------ Records for this exercise
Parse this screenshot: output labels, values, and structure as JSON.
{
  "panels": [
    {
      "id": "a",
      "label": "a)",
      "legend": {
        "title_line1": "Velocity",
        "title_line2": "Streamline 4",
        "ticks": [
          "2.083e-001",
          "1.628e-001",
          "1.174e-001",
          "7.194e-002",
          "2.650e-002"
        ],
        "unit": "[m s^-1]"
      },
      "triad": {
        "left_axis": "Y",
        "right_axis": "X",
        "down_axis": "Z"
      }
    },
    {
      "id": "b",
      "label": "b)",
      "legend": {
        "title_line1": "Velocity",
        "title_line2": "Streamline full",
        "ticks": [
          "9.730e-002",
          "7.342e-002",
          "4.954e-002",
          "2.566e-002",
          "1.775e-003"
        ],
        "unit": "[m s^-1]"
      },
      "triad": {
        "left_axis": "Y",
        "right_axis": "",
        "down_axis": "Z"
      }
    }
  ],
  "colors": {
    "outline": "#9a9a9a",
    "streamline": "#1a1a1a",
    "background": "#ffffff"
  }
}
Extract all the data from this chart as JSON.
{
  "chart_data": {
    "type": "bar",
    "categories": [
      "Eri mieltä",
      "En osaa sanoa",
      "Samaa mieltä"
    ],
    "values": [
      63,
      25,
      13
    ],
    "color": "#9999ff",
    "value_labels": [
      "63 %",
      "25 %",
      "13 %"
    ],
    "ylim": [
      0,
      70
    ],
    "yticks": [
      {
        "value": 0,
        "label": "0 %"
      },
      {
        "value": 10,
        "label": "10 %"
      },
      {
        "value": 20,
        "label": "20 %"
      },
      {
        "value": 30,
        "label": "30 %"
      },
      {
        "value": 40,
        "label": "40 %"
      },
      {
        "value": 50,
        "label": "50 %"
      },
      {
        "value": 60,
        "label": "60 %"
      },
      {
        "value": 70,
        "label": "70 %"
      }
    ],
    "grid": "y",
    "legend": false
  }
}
------------
▶ _What to do_
Repeat, with no changes, each line from the one with "Extract all the data from this chart as JSON." to the end of the listing, including both ends and nothing else.

▶ _Task result_
Extract all the data from this chart as JSON.
{
  "chart_data": {
    "type": "bar",
    "categories": [
      "Eri mieltä",
      "En osaa sanoa",
      "Samaa mieltä"
    ],
    "values": [
      63,
      25,
      13
    ],
    "color": "#9999ff",
    "value_labels": [
      "63 %",
      "25 %",
      "13 %"
    ],
    "ylim": [
      0,
      70
    ],
    "yticks": [
      {
        "value": 0,
        "label": "0 %"
      },
      {
        "value": 10,
        "label": "10 %"
      },
      {
        "value": 20,
        "label": "20 %"
      },
      {
        "value": 30,
        "label": "30 %"
      },
      {
        "value": 40,
        "label": "40 %"
      },
      {
        "value": 50,
        "label": "50 %"
      },
      {
        "value": 60,
        "label": "60 %"
      },
      {
        "value": 70,
        "label": "70 %"
      }
    ],
    "grid": "y",
    "legend": false
  }
}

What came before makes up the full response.